▶ [Requirements] Collect all lines containing the word "source" from the data.

▶ [Given data]

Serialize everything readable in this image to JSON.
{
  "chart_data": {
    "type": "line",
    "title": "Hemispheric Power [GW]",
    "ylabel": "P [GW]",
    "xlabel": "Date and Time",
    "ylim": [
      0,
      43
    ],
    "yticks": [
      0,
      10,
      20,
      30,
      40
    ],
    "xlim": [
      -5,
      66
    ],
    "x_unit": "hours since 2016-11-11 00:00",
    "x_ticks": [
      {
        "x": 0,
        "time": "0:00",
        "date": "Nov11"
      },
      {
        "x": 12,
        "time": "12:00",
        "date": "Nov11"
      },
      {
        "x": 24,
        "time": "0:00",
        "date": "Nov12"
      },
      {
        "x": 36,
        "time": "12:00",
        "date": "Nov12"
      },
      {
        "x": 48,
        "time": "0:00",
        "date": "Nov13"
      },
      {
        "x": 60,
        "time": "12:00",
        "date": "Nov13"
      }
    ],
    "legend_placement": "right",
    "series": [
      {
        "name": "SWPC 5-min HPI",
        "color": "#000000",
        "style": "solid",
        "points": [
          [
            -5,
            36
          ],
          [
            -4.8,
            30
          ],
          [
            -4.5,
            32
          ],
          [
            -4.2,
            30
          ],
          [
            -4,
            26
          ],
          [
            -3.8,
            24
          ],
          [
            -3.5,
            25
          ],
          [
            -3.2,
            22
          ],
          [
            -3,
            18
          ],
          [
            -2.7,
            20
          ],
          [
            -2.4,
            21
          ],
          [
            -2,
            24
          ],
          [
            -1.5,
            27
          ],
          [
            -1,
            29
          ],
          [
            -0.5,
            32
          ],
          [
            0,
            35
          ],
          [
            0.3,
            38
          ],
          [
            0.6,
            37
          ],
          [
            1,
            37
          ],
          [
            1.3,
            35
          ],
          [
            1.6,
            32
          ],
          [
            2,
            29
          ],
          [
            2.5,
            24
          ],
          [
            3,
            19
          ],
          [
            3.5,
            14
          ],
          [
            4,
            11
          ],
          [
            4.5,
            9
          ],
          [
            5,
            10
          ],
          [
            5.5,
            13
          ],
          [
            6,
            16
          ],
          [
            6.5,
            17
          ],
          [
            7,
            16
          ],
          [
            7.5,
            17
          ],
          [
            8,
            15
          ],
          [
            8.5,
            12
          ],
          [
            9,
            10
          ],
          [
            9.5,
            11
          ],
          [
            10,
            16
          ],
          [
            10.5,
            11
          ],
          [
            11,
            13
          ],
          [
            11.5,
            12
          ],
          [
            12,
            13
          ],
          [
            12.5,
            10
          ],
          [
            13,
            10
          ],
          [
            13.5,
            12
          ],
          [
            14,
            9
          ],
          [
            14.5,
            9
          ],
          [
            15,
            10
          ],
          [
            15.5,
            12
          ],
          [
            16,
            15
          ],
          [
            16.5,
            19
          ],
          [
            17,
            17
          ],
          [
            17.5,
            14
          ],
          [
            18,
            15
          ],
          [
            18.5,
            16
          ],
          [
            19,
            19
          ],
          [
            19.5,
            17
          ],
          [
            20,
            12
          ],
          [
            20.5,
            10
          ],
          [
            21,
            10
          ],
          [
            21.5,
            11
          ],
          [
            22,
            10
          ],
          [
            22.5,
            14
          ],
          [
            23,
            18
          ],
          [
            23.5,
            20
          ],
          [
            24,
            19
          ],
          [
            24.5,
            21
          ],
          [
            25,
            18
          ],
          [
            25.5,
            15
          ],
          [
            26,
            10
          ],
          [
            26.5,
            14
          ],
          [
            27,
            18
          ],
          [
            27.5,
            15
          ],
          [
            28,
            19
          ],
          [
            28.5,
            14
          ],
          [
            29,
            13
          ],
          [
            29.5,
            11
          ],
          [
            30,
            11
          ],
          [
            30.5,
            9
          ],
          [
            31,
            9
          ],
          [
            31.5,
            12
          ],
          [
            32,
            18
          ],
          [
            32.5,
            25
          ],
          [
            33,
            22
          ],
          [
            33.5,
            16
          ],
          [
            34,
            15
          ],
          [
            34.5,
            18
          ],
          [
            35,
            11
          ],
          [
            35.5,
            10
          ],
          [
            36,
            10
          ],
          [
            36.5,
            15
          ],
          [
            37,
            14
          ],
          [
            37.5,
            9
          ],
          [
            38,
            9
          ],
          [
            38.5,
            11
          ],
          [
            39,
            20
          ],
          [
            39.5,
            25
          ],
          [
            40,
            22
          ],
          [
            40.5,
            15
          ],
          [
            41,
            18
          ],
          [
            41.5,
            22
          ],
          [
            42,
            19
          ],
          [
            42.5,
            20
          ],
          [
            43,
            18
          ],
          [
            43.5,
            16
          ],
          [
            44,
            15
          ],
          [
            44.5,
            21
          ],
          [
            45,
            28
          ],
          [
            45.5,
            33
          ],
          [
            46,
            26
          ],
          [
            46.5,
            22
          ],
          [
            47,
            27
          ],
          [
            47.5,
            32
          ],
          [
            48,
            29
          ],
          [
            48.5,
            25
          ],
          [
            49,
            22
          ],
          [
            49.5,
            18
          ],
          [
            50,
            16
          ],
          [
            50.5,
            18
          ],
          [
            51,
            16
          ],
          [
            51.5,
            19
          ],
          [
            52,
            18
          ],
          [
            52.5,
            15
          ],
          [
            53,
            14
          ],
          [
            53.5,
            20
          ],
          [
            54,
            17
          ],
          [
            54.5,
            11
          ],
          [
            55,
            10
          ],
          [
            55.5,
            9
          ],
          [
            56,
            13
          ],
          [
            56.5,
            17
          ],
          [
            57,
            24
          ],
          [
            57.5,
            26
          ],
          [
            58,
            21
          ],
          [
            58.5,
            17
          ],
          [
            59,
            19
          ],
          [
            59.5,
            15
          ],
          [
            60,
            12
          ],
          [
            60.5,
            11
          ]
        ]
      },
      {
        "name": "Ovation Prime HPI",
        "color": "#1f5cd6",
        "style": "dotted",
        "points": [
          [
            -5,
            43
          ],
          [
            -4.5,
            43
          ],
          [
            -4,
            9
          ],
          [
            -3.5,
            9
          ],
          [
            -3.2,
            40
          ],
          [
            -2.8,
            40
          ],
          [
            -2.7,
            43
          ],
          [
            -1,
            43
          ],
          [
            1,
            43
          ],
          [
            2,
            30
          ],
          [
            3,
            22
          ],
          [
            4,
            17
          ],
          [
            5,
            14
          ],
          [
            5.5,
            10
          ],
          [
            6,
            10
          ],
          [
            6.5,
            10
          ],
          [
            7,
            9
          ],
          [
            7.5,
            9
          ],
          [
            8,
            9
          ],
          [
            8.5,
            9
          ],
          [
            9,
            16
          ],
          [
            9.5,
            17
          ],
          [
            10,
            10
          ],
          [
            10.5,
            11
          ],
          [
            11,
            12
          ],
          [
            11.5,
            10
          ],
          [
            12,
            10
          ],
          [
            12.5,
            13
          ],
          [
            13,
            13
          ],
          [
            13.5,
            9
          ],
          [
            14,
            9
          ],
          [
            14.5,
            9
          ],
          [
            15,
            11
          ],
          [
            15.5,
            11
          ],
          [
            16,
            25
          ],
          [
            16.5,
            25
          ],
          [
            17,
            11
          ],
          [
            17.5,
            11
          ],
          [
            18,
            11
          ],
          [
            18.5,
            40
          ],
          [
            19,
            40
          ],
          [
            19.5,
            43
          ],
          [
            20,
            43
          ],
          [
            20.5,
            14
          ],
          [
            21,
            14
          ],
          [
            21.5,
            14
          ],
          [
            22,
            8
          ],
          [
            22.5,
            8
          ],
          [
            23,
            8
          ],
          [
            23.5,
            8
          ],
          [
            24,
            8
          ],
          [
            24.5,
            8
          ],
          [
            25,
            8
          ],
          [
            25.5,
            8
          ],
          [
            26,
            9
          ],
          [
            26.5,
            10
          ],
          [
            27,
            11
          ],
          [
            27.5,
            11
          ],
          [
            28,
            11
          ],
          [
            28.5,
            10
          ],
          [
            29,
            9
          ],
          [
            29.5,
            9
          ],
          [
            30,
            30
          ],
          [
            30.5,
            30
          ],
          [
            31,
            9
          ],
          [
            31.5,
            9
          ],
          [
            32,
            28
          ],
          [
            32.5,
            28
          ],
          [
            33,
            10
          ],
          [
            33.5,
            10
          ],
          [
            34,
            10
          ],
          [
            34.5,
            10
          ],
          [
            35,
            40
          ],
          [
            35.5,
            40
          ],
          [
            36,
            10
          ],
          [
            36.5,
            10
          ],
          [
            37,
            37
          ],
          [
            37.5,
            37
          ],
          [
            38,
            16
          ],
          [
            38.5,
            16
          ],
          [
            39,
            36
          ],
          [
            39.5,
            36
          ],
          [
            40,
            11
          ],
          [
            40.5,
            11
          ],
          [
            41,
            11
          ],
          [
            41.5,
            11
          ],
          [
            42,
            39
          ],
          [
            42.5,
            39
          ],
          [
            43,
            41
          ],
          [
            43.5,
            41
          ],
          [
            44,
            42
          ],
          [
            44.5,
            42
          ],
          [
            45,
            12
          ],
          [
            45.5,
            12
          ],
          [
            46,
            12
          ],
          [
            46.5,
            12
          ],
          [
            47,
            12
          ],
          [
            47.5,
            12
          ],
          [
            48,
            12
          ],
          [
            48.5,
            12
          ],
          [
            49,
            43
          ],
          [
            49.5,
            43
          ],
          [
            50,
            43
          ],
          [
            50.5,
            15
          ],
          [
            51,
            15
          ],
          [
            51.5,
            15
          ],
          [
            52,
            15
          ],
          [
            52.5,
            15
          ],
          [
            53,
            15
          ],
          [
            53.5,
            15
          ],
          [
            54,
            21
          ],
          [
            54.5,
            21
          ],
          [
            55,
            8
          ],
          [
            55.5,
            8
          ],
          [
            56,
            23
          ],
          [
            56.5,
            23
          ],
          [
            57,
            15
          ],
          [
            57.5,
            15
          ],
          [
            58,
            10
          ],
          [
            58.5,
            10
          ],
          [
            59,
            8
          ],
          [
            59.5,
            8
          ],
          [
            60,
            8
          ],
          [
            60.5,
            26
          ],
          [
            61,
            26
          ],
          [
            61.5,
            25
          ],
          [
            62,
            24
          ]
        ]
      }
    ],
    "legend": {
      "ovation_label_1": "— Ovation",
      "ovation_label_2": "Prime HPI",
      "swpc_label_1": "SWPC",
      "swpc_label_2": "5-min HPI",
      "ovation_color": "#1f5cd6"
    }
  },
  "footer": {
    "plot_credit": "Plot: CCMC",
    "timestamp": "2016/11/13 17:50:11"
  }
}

...

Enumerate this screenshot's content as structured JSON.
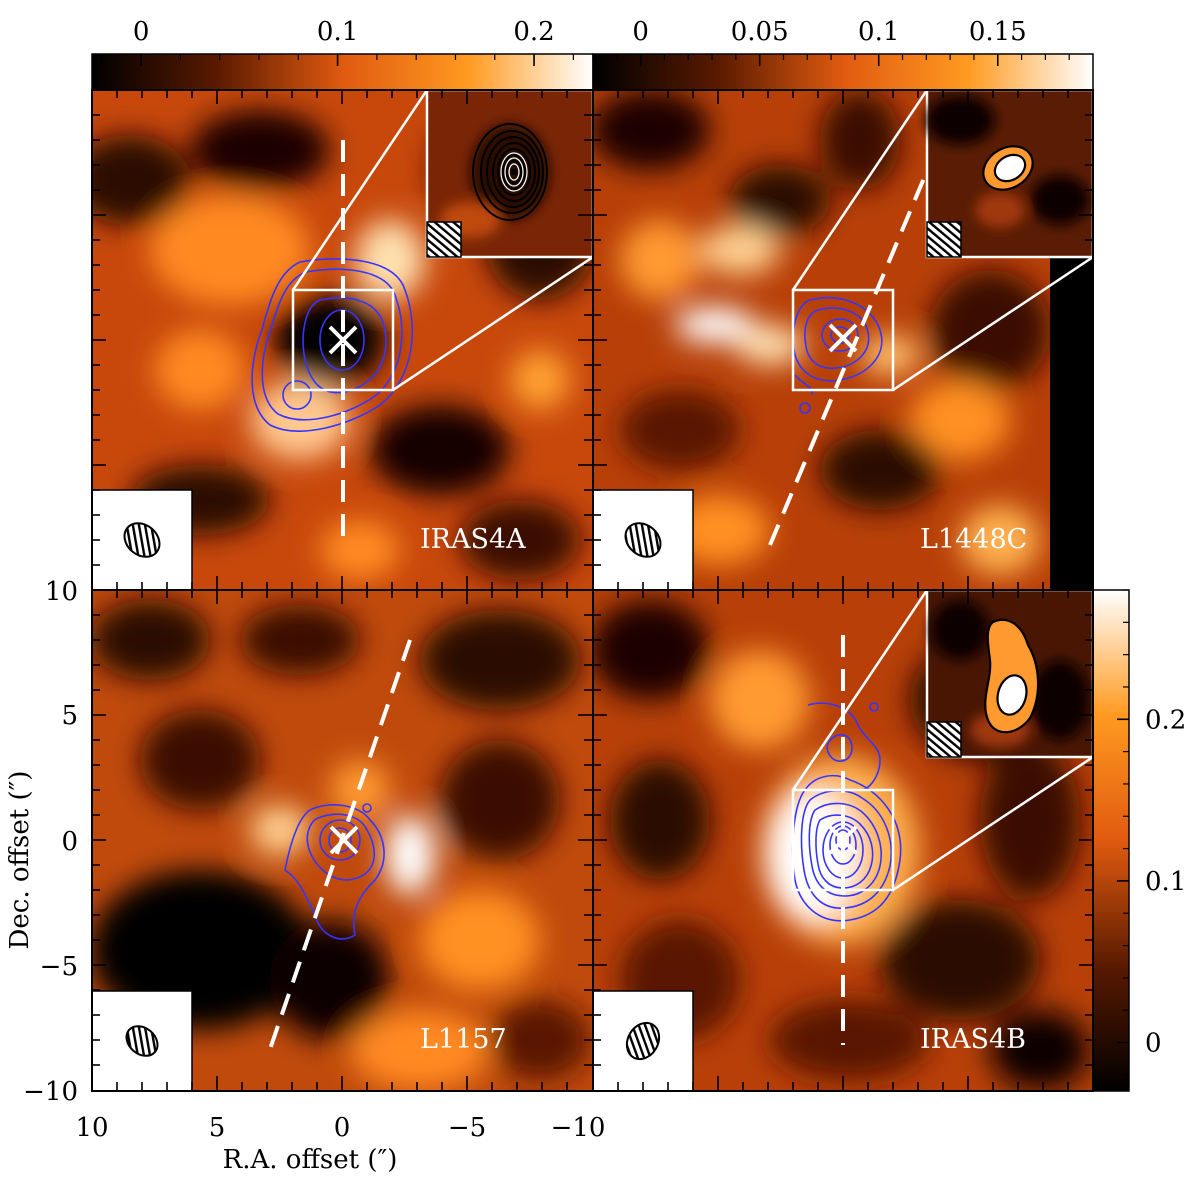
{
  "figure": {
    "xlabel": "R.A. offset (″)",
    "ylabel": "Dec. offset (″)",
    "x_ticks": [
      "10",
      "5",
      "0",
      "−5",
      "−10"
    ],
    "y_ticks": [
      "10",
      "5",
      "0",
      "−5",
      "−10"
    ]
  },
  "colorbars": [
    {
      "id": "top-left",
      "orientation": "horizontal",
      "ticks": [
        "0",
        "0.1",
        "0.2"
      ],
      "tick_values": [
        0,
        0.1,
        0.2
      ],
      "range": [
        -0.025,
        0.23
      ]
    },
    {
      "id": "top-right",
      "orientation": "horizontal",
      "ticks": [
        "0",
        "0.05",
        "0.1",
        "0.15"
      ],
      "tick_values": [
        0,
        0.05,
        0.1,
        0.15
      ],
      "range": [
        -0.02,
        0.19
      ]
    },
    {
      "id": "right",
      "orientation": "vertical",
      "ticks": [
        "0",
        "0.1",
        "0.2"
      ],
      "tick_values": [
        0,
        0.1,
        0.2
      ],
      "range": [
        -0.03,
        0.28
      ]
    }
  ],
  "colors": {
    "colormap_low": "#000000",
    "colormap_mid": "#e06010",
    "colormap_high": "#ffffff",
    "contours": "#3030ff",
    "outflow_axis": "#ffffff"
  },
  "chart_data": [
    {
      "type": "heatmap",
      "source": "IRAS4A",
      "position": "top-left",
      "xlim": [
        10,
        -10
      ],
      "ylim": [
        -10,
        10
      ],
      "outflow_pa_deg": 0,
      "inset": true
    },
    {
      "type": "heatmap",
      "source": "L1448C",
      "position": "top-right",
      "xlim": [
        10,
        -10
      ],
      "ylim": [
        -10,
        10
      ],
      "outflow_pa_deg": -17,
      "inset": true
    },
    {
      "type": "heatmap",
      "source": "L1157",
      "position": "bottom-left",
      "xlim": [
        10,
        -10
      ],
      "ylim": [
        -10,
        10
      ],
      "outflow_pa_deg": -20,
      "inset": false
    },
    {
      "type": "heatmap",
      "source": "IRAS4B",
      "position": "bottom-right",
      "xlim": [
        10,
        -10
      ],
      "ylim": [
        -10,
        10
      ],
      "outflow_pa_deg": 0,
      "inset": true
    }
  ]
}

▶ [Exercise answer]
      "source": "IRAS4A",
      "source": "L1448C",
      "source": "L1157",
      "source": "IRAS4B",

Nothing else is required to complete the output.